__STATED PROBLEM__:
Copy each line of the entries beneath that contains the word "attendere".

__RECORDS SHOWN__:
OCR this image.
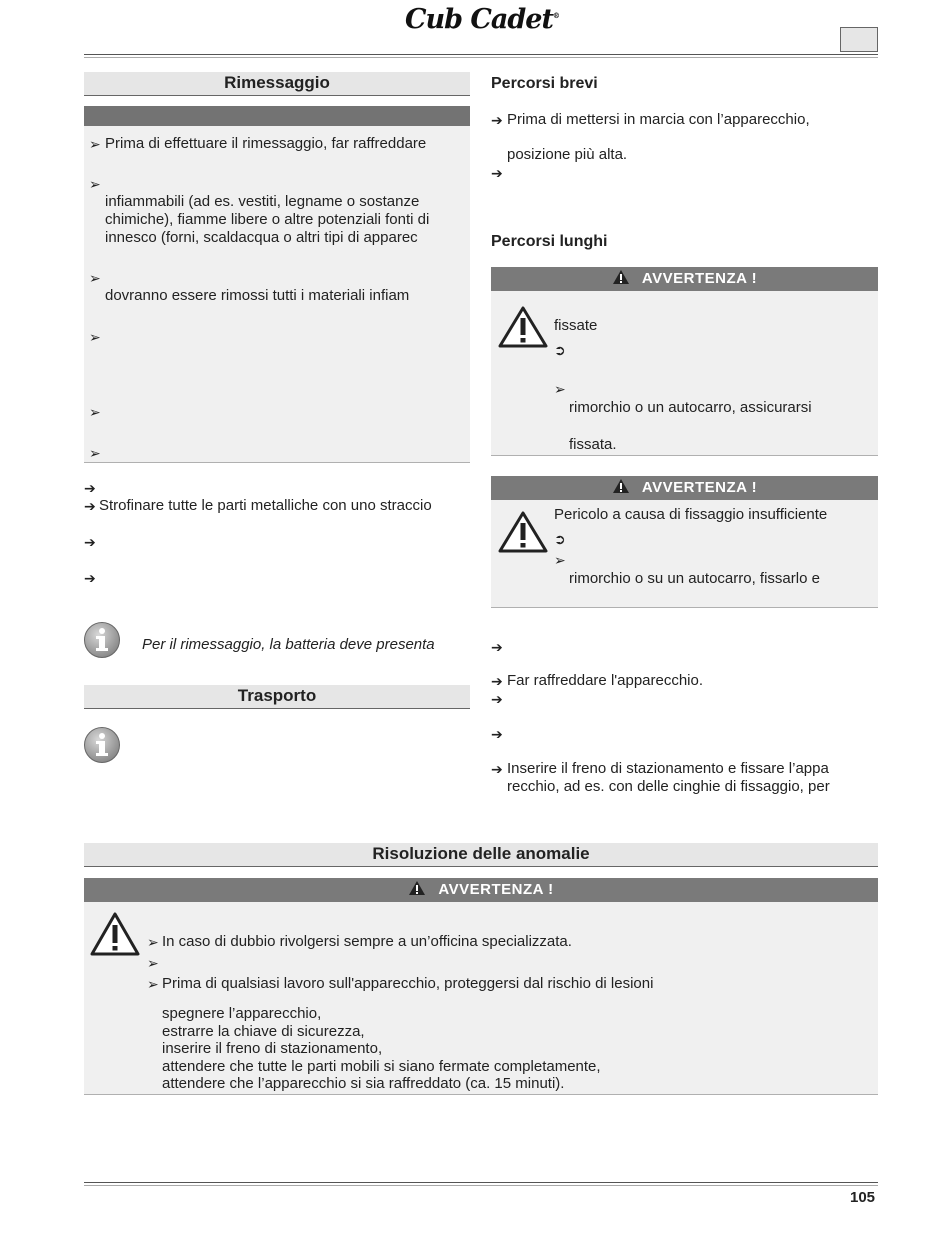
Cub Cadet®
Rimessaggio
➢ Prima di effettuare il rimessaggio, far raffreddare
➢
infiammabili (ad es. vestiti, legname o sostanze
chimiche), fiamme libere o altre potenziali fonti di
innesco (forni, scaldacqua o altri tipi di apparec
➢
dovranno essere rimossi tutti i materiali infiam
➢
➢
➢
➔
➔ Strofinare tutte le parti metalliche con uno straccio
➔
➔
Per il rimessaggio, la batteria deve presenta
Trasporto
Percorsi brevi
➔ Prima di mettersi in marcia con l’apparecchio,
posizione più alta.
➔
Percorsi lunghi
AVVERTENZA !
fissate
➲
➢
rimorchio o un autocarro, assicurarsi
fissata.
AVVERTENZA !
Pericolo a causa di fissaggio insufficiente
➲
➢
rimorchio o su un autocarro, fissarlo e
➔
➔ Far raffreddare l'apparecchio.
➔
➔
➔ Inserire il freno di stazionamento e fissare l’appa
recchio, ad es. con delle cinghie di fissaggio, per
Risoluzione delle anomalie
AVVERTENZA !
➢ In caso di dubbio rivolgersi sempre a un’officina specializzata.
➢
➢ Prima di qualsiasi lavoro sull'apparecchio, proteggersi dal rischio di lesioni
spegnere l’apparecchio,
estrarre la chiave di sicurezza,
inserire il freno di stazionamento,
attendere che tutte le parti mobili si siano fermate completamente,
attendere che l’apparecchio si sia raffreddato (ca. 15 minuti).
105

__ANSWER TO THIS TASK__:
attendere che tutte le parti mobili si siano fermate completamente,
attendere che l’apparecchio si sia raffreddato (ca. 15 minuti).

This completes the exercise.